Data shown:
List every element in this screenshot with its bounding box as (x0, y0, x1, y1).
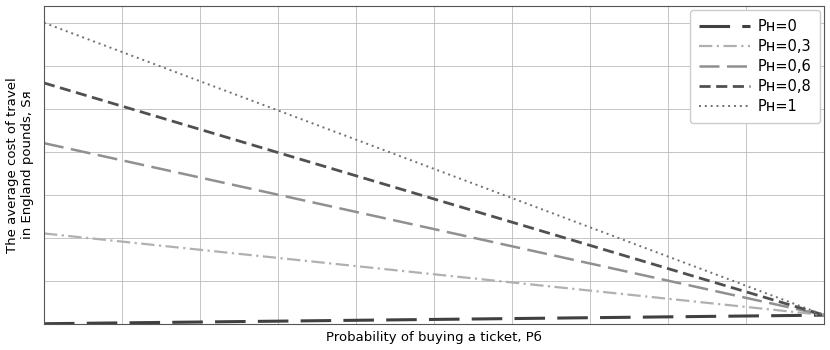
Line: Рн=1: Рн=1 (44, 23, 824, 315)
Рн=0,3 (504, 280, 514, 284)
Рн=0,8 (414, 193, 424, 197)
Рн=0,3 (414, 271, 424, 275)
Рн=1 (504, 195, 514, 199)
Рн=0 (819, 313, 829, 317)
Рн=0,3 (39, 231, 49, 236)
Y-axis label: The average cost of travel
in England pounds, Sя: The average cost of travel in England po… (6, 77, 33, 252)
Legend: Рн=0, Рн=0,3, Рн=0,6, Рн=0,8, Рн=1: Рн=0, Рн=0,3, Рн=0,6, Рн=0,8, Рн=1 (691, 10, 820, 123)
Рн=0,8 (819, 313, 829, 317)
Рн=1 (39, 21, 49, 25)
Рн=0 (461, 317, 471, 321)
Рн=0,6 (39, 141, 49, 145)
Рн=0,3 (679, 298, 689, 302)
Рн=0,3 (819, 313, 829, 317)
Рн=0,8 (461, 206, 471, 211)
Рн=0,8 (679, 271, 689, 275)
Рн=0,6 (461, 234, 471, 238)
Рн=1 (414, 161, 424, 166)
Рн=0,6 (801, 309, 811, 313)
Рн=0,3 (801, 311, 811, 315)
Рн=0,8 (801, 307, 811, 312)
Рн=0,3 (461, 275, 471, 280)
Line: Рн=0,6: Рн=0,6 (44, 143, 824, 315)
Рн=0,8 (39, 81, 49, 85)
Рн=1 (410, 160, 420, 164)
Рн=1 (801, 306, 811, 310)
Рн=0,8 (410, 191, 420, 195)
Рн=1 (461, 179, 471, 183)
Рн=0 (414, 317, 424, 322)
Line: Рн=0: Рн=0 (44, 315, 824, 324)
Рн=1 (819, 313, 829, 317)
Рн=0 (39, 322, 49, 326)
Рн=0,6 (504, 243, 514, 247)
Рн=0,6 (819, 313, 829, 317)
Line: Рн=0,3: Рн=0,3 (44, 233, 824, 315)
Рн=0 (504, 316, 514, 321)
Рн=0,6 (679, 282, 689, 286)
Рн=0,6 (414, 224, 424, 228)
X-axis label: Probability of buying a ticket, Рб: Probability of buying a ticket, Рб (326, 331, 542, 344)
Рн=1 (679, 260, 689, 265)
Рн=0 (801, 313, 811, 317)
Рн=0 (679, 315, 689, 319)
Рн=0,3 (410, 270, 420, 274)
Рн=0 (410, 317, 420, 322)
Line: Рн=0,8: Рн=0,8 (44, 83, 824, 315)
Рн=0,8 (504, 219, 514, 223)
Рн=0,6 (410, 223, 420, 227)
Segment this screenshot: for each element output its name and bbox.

Work to be completed:
Reproduce all of the data above verbatim, line for line, and leave the picture out of your answer.

Output of the exercise:
List every element in this screenshot with its bounding box as (x0, y0, x1, y1).
Line: Рн=1: Рн=1 (44, 23, 824, 315)
Рн=0,3 (504, 280, 514, 284)
Рн=0,8 (414, 193, 424, 197)
Рн=0,3 (414, 271, 424, 275)
Рн=1 (504, 195, 514, 199)
Рн=0 (819, 313, 829, 317)
Рн=0,3 (39, 231, 49, 236)
Y-axis label: The average cost of travel
in England pounds, Sя: The average cost of travel in England po… (6, 77, 33, 252)
Legend: Рн=0, Рн=0,3, Рн=0,6, Рн=0,8, Рн=1: Рн=0, Рн=0,3, Рн=0,6, Рн=0,8, Рн=1 (691, 10, 820, 123)
Рн=0,8 (819, 313, 829, 317)
Рн=1 (39, 21, 49, 25)
Рн=0 (461, 317, 471, 321)
Рн=0,6 (39, 141, 49, 145)
Рн=0,3 (679, 298, 689, 302)
Рн=0,3 (819, 313, 829, 317)
Рн=0,8 (461, 206, 471, 211)
Рн=0,8 (679, 271, 689, 275)
Рн=0,6 (461, 234, 471, 238)
Рн=1 (414, 161, 424, 166)
Рн=0,6 (801, 309, 811, 313)
Рн=0,3 (801, 311, 811, 315)
Рн=0,8 (801, 307, 811, 312)
Рн=0,3 (461, 275, 471, 280)
Line: Рн=0,6: Рн=0,6 (44, 143, 824, 315)
Рн=0,8 (39, 81, 49, 85)
Рн=1 (410, 160, 420, 164)
Рн=1 (801, 306, 811, 310)
Рн=0,8 (410, 191, 420, 195)
Рн=1 (461, 179, 471, 183)
Рн=0 (414, 317, 424, 322)
Line: Рн=0: Рн=0 (44, 315, 824, 324)
Рн=1 (819, 313, 829, 317)
Рн=0 (39, 322, 49, 326)
Рн=0,6 (504, 243, 514, 247)
Рн=0,6 (819, 313, 829, 317)
Line: Рн=0,3: Рн=0,3 (44, 233, 824, 315)
Рн=0 (504, 316, 514, 321)
Рн=0,6 (679, 282, 689, 286)
Рн=0,6 (414, 224, 424, 228)
X-axis label: Probability of buying a ticket, Рб: Probability of buying a ticket, Рб (326, 331, 542, 344)
Рн=1 (679, 260, 689, 265)
Рн=0 (801, 313, 811, 317)
Рн=0 (679, 315, 689, 319)
Рн=0,3 (410, 270, 420, 274)
Рн=0 (410, 317, 420, 322)
Line: Рн=0,8: Рн=0,8 (44, 83, 824, 315)
Рн=0,8 (504, 219, 514, 223)
Рн=0,6 (410, 223, 420, 227)
Segment this screenshot: for each element output its name and bbox.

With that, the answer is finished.